(Excerpts from a figure dataset)

· · · ·

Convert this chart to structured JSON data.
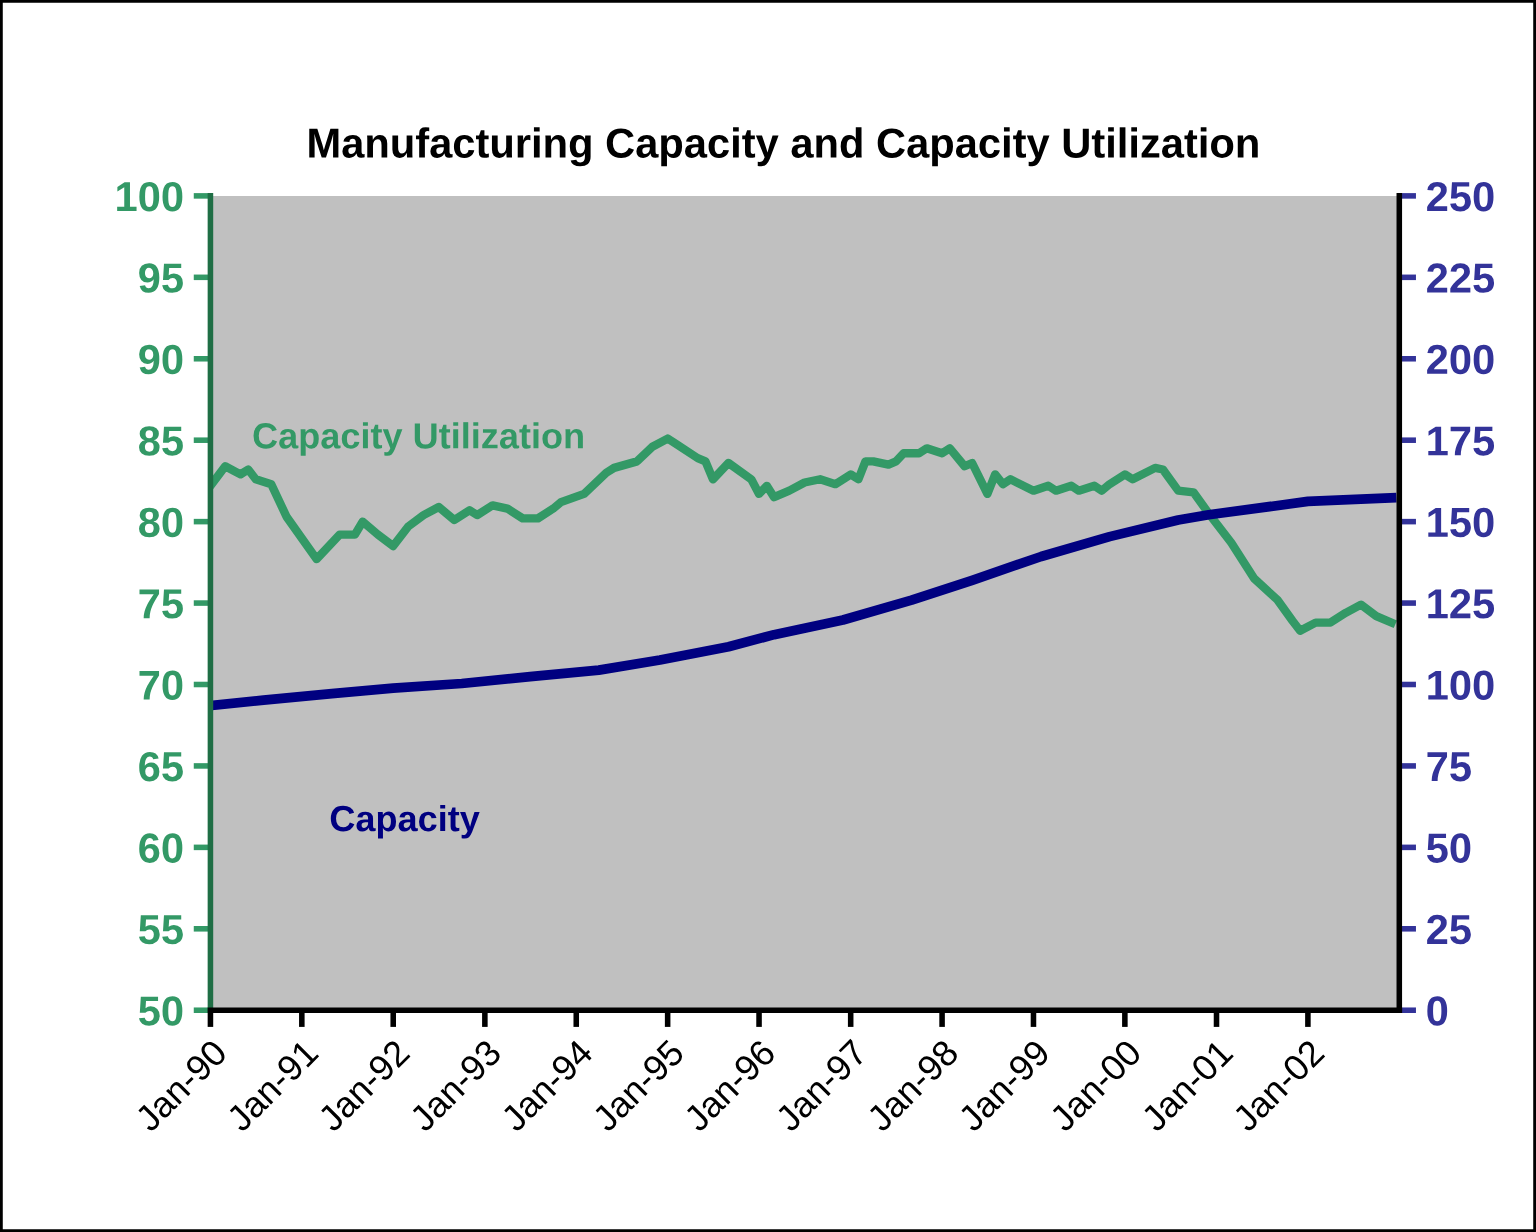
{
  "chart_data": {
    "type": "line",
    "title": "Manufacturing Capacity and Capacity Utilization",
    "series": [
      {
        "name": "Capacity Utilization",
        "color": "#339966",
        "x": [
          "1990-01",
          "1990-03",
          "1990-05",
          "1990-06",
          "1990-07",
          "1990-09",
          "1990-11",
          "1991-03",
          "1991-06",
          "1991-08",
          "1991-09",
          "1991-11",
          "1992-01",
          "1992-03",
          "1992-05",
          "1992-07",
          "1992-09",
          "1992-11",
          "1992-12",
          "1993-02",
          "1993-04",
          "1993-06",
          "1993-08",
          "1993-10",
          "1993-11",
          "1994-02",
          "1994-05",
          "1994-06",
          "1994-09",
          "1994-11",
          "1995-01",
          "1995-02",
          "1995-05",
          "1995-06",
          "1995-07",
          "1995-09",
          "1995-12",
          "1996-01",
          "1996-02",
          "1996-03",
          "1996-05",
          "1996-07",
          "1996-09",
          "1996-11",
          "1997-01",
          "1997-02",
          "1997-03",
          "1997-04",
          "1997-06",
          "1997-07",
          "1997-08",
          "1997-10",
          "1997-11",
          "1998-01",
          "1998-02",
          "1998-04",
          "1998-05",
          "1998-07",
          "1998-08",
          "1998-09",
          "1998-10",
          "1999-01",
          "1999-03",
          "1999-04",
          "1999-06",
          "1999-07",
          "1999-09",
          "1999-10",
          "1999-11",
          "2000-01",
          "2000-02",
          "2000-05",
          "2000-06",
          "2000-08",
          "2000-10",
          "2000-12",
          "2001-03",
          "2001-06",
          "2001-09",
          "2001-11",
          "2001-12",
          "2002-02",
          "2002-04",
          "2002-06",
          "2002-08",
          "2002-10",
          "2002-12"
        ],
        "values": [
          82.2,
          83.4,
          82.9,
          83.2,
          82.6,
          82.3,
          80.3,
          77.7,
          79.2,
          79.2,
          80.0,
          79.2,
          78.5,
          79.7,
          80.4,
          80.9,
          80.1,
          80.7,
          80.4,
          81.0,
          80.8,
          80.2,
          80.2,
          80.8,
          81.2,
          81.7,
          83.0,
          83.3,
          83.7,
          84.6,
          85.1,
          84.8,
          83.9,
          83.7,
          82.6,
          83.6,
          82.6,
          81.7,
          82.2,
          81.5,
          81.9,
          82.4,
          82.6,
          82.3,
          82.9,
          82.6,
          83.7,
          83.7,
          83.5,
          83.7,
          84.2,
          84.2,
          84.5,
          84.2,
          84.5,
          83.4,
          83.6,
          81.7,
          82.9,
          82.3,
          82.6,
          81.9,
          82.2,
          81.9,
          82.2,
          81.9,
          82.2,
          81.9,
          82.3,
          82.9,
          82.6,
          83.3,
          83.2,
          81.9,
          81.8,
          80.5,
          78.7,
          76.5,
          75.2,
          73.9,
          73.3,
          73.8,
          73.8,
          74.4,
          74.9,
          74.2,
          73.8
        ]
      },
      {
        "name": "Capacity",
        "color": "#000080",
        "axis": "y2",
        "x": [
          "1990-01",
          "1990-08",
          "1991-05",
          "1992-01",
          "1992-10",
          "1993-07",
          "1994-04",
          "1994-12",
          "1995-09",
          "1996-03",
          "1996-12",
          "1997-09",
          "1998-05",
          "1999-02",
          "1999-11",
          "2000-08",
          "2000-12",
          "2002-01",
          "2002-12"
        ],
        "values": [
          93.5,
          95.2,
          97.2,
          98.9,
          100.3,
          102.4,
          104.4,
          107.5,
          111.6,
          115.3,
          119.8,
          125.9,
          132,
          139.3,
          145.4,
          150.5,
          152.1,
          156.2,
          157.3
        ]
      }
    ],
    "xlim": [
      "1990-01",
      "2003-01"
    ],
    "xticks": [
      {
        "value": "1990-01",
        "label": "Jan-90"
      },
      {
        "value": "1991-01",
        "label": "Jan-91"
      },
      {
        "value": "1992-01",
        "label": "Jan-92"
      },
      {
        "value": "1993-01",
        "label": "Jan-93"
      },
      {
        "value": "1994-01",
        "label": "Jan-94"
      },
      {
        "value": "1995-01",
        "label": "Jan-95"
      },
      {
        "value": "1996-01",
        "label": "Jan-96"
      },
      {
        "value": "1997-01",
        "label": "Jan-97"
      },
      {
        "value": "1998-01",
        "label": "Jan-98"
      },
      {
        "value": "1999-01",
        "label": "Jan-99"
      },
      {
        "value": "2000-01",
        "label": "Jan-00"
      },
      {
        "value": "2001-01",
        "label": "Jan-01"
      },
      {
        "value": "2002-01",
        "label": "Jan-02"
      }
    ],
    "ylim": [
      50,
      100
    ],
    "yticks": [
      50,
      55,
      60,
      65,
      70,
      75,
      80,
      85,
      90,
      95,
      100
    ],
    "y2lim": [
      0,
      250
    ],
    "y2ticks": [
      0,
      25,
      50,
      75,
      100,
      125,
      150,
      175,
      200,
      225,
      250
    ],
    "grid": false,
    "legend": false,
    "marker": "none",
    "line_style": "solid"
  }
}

· · · ·

### Stated problem
Print out the whole of the material word for word, without pictures.

### Answer below
Convert this chart to structured JSON data.
{
  "chart_data": {
    "type": "line",
    "title": "Manufacturing Capacity and Capacity Utilization",
    "series": [
      {
        "name": "Capacity Utilization",
        "color": "#339966",
        "x": [
          "1990-01",
          "1990-03",
          "1990-05",
          "1990-06",
          "1990-07",
          "1990-09",
          "1990-11",
          "1991-03",
          "1991-06",
          "1991-08",
          "1991-09",
          "1991-11",
          "1992-01",
          "1992-03",
          "1992-05",
          "1992-07",
          "1992-09",
          "1992-11",
          "1992-12",
          "1993-02",
          "1993-04",
          "1993-06",
          "1993-08",
          "1993-10",
          "1993-11",
          "1994-02",
          "1994-05",
          "1994-06",
          "1994-09",
          "1994-11",
          "1995-01",
          "1995-02",
          "1995-05",
          "1995-06",
          "1995-07",
          "1995-09",
          "1995-12",
          "1996-01",
          "1996-02",
          "1996-03",
          "1996-05",
          "1996-07",
          "1996-09",
          "1996-11",
          "1997-01",
          "1997-02",
          "1997-03",
          "1997-04",
          "1997-06",
          "1997-07",
          "1997-08",
          "1997-10",
          "1997-11",
          "1998-01",
          "1998-02",
          "1998-04",
          "1998-05",
          "1998-07",
          "1998-08",
          "1998-09",
          "1998-10",
          "1999-01",
          "1999-03",
          "1999-04",
          "1999-06",
          "1999-07",
          "1999-09",
          "1999-10",
          "1999-11",
          "2000-01",
          "2000-02",
          "2000-05",
          "2000-06",
          "2000-08",
          "2000-10",
          "2000-12",
          "2001-03",
          "2001-06",
          "2001-09",
          "2001-11",
          "2001-12",
          "2002-02",
          "2002-04",
          "2002-06",
          "2002-08",
          "2002-10",
          "2002-12"
        ],
        "values": [
          82.2,
          83.4,
          82.9,
          83.2,
          82.6,
          82.3,
          80.3,
          77.7,
          79.2,
          79.2,
          80.0,
          79.2,
          78.5,
          79.7,
          80.4,
          80.9,
          80.1,
          80.7,
          80.4,
          81.0,
          80.8,
          80.2,
          80.2,
          80.8,
          81.2,
          81.7,
          83.0,
          83.3,
          83.7,
          84.6,
          85.1,
          84.8,
          83.9,
          83.7,
          82.6,
          83.6,
          82.6,
          81.7,
          82.2,
          81.5,
          81.9,
          82.4,
          82.6,
          82.3,
          82.9,
          82.6,
          83.7,
          83.7,
          83.5,
          83.7,
          84.2,
          84.2,
          84.5,
          84.2,
          84.5,
          83.4,
          83.6,
          81.7,
          82.9,
          82.3,
          82.6,
          81.9,
          82.2,
          81.9,
          82.2,
          81.9,
          82.2,
          81.9,
          82.3,
          82.9,
          82.6,
          83.3,
          83.2,
          81.9,
          81.8,
          80.5,
          78.7,
          76.5,
          75.2,
          73.9,
          73.3,
          73.8,
          73.8,
          74.4,
          74.9,
          74.2,
          73.8
        ]
      },
      {
        "name": "Capacity",
        "color": "#000080",
        "axis": "y2",
        "x": [
          "1990-01",
          "1990-08",
          "1991-05",
          "1992-01",
          "1992-10",
          "1993-07",
          "1994-04",
          "1994-12",
          "1995-09",
          "1996-03",
          "1996-12",
          "1997-09",
          "1998-05",
          "1999-02",
          "1999-11",
          "2000-08",
          "2000-12",
          "2002-01",
          "2002-12"
        ],
        "values": [
          93.5,
          95.2,
          97.2,
          98.9,
          100.3,
          102.4,
          104.4,
          107.5,
          111.6,
          115.3,
          119.8,
          125.9,
          132,
          139.3,
          145.4,
          150.5,
          152.1,
          156.2,
          157.3
        ]
      }
    ],
    "xlim": [
      "1990-01",
      "2003-01"
    ],
    "xticks": [
      {
        "value": "1990-01",
        "label": "Jan-90"
      },
      {
        "value": "1991-01",
        "label": "Jan-91"
      },
      {
        "value": "1992-01",
        "label": "Jan-92"
      },
      {
        "value": "1993-01",
        "label": "Jan-93"
      },
      {
        "value": "1994-01",
        "label": "Jan-94"
      },
      {
        "value": "1995-01",
        "label": "Jan-95"
      },
      {
        "value": "1996-01",
        "label": "Jan-96"
      },
      {
        "value": "1997-01",
        "label": "Jan-97"
      },
      {
        "value": "1998-01",
        "label": "Jan-98"
      },
      {
        "value": "1999-01",
        "label": "Jan-99"
      },
      {
        "value": "2000-01",
        "label": "Jan-00"
      },
      {
        "value": "2001-01",
        "label": "Jan-01"
      },
      {
        "value": "2002-01",
        "label": "Jan-02"
      }
    ],
    "ylim": [
      50,
      100
    ],
    "yticks": [
      50,
      55,
      60,
      65,
      70,
      75,
      80,
      85,
      90,
      95,
      100
    ],
    "y2lim": [
      0,
      250
    ],
    "y2ticks": [
      0,
      25,
      50,
      75,
      100,
      125,
      150,
      175,
      200,
      225,
      250
    ],
    "grid": false,
    "legend": false,
    "marker": "none",
    "line_style": "solid"
  }
}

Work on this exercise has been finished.